Text section —
** Begin **
Many development executives have
another goal as well: To begin a dialogue with donors. Planned
giving communication efforts can serve to initiate
“conversations” with some of your most interested donors.
Reply devices and questionnaires can offer a way for the donor to
respond and, in so doing, open the door to the beginning of a
relationship.
Whether on a card or a questionnaire,
some donors also give clues to their personality and motivations
by comments penned—sometimes almost illegibly—in the margins.
Reading between the lines to identify
opportunities takes practice. But it can prevent the loss of a
substantial gift—which may well go to another organization with
more astute development staff members.
How would you answer?
Donors to a major university wrote
the following comments on questionnaires they were sent at the end
of a quarterly mailing program. What opportunities for further
contact does each present?
“Ought to make decisions on
worthy causes, but main concern is grandchildren.”
While this may sound like a “Sorry,
not interested,” reply, this person may be surprised to learn
that grandchildren need not be slighted by charitable giving. If
little else is known about the writer, a phone call would be
appropriate to say thanks for the comment and suggest that there
may be ways to give that actually enhance benefits to heirs.
After you learn more about the
person, you may decide to suggest a lead trust, a term-of-years
trust that pays income to the grandchildren to help with college
expenses, or other planned gift arrangement. Or remind the person
about a residual bequest that would be completed only after other
heirs are provided for.
“Any change…will be determined
by our financial situation, considering we are living on a
retirement income.”
** End **
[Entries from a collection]
** Begin **
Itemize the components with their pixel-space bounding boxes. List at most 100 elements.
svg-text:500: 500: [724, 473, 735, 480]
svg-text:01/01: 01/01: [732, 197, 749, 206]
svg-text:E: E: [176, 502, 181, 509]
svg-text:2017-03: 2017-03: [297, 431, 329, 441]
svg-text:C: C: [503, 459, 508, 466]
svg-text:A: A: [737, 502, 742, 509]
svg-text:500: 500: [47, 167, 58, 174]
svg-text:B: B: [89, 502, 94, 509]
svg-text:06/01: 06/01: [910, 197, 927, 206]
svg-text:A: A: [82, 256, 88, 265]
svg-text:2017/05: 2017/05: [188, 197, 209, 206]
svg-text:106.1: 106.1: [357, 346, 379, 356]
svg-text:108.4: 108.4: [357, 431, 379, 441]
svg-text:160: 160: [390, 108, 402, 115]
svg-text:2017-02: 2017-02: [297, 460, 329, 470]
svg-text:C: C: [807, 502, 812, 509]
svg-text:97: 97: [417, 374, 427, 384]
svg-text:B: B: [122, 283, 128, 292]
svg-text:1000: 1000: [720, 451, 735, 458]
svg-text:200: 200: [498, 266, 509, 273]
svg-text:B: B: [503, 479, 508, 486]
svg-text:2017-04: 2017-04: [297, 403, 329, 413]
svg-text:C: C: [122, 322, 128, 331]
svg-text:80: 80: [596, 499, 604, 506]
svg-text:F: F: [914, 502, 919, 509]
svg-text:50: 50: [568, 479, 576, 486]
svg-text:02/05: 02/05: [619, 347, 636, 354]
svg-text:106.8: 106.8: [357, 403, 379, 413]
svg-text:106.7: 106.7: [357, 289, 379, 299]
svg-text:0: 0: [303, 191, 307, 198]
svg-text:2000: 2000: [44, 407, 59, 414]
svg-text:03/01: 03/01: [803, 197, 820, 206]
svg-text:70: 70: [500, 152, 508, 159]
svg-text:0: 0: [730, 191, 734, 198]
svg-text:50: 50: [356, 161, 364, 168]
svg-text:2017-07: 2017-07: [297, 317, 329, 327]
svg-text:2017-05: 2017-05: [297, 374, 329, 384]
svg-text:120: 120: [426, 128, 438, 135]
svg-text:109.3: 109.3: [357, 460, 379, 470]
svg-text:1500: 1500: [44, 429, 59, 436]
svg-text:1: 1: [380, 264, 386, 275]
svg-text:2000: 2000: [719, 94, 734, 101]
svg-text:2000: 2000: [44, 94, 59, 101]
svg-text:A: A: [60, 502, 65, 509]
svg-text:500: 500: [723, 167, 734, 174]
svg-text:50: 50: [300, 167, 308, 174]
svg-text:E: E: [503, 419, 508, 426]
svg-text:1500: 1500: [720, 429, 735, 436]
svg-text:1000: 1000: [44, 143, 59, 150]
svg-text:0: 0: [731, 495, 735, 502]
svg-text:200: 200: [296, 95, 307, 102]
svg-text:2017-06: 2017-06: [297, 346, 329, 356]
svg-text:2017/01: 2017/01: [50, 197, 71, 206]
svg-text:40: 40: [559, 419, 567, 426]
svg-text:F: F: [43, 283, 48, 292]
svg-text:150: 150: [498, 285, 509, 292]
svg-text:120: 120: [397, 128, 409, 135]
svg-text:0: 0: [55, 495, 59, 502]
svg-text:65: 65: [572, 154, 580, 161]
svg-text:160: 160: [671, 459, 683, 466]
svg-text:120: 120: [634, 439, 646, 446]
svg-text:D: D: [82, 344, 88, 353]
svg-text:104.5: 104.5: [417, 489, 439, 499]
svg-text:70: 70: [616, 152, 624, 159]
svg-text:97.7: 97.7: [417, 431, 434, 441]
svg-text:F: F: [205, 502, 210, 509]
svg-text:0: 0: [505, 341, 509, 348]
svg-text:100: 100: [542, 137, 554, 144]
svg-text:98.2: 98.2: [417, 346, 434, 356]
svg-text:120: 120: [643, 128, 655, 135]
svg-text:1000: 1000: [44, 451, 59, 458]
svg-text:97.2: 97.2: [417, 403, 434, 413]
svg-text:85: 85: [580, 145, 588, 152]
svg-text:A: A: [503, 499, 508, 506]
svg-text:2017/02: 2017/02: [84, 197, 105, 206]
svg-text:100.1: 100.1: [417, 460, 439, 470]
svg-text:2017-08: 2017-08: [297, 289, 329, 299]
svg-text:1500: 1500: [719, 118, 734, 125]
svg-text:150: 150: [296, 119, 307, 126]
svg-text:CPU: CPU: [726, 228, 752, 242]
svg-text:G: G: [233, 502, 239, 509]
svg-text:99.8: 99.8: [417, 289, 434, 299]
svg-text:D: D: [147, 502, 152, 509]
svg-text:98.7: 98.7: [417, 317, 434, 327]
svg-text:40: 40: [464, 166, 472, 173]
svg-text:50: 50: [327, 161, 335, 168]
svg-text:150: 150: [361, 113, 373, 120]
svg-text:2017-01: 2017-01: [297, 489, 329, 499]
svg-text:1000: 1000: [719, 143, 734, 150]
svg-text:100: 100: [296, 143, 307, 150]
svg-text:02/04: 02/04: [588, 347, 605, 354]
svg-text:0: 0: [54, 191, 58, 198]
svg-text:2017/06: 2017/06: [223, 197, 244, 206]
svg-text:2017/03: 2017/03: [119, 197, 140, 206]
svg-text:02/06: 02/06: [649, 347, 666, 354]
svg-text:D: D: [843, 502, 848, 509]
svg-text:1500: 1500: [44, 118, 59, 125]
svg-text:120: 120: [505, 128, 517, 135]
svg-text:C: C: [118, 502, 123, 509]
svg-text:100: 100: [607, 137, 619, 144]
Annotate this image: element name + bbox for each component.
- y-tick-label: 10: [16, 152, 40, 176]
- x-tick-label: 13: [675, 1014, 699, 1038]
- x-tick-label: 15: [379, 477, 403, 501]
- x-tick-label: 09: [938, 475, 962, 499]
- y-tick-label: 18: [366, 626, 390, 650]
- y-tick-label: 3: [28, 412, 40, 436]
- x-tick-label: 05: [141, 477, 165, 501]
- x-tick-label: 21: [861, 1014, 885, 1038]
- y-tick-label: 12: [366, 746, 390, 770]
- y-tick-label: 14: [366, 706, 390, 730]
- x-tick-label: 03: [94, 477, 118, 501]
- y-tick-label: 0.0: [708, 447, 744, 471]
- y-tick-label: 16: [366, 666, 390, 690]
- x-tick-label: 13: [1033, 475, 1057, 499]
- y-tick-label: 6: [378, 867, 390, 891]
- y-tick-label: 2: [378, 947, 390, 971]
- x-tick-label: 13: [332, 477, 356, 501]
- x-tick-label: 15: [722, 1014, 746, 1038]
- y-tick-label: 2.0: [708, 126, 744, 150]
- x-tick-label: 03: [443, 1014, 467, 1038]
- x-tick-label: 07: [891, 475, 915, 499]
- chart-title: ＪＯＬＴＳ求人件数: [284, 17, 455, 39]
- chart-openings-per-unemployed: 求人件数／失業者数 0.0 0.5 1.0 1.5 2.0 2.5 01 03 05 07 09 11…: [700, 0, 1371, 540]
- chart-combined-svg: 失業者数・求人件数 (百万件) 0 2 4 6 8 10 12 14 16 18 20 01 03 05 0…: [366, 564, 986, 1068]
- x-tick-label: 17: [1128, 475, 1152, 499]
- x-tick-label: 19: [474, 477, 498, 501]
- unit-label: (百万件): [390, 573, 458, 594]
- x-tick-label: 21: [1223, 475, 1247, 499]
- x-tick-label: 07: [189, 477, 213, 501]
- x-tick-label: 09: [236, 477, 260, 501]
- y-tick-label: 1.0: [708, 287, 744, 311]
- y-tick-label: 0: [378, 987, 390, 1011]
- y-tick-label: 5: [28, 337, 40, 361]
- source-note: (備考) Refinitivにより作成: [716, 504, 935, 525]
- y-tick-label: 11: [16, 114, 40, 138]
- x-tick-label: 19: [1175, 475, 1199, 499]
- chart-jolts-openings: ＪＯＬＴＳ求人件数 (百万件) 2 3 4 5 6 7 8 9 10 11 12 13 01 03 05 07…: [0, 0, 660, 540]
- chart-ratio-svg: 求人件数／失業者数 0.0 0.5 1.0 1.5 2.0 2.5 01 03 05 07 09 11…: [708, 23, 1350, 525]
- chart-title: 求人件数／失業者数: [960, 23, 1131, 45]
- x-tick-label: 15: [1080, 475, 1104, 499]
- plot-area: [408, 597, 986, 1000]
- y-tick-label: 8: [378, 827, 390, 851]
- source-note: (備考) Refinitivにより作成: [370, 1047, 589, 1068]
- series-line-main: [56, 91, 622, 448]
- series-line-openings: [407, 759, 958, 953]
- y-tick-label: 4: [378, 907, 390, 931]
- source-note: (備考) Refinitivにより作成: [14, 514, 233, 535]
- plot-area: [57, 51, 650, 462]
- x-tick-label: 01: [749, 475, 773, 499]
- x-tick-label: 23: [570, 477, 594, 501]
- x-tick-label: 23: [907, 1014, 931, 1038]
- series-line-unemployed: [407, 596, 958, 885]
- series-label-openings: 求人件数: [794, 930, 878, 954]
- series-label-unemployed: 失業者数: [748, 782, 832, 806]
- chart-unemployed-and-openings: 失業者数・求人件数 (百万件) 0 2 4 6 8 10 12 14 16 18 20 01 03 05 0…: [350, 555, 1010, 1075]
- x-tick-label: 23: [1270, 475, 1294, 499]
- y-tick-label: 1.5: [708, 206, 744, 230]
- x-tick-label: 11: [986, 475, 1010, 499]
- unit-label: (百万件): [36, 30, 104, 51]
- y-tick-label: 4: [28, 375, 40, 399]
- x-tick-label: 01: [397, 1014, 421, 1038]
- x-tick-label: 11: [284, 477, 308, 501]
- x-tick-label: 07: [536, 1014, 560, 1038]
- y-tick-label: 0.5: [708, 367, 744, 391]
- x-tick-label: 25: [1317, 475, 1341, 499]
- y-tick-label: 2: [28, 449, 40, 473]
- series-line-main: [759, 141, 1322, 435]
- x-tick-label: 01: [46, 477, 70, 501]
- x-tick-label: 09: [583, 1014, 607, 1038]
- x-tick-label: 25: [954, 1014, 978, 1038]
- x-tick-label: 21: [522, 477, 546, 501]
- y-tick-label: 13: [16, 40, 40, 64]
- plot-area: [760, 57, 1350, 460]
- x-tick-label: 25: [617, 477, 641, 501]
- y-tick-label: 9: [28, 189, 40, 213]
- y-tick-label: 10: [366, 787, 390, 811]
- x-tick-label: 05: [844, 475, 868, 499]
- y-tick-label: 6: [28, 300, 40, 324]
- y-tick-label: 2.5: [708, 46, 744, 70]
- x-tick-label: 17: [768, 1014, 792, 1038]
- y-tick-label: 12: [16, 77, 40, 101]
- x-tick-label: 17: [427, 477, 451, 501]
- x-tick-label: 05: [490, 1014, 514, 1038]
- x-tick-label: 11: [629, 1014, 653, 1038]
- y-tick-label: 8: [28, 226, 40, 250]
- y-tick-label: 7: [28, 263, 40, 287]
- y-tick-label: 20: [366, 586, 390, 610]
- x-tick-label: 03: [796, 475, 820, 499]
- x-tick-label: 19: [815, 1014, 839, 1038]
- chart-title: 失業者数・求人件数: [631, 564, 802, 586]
** End **
Exercises to complete —
1. Answer these questions about the planned giving text:
(a) What can reply devices and questionnaires offer the donor?
(b) At what point were the questionnaires sent to the university's donors?
(c) What does the term-of-years trust mentioned in the text pay, and to whom?
2. Extend the text on donor comments about planned giving, picking up after its last sentence.

The answers —
1.
(a) A way to respond, which opens the door to the beginning of a relationship.
(b) At the end of a quarterly mailing program.
(c) It pays income to the grandchildren to help with college expenses.

2.
Another “Don’t call me, I’ll
call you” answer? Not really. These people have provided a key
piece of information — that they are retired. That tells you
they are in a key age group for planned giving. They also may be
interested in giving-for-income plans to supplement their pension.
A gift annuity may be especially attractive.
“I have not looked at the
information which you sent. When the golf season slows down, I
expect to get busy on my will preparation.”
It’s rare for respondents to take
the time to tell you they haven’t read your material, let alone
to imply that they have saved it and plan to read it later. This
comment signals deeper interest. Mark the donor for future contact
when more help may be welcome. It may be impressive that you
remembered the comment. Also note the interest in golf in your
records. This may be an indication that the donor is still in the
prime of life and may be interested in a plan that provides
additional income in future years.
“As an attorney, I prepare
wills.”
Add this person to your list of
professionals whom you keep informed of planned gift marketing
activities. A follow-up call may be appropriate to introduce
yourself and establish a relationship on which to draw in the
future. This person may serve as a volunteer for you in their
community and help with questions donors may have.
“I plan to update my will in the
near future and will retain you as beneficiary.”
Why can’t they all be like this? A
thank-you phone call is appropriate. The donor may be interested
in memorial opportunities for the bequest, or in more information
about the types of bequests and their advantages and
disadvantages.
“I will be the sole recipient of
my mother’s modest estate and I will not be in a position to
rearrange my will or make charitable contributions until my mother
dies; she is 98.”
You may decide to handle this one
with a letter. The writer has revealed much more than is
necessary, suggesting a willingness to communicate further. If you
learn of the mother’s death, a carefully written letter some six
months later can remind the writer of the intentions he or she
revealed in the earlier communication.
Response devices are important to
building ongoing relationships with donor prospects.
When a person takes time to say
thanks or even to explain why they can’t or won’t give now,
this need not be the end of the story. It could be an invitation
to begin a relationship that could be mutually beneficial to the
donor and the charitable interest.
Editor’s note: This material is
based on Mr. Adcock’s presentations in the popular Sharpe
seminar “An Introduction to Planned Giving.” Click
here for
more information.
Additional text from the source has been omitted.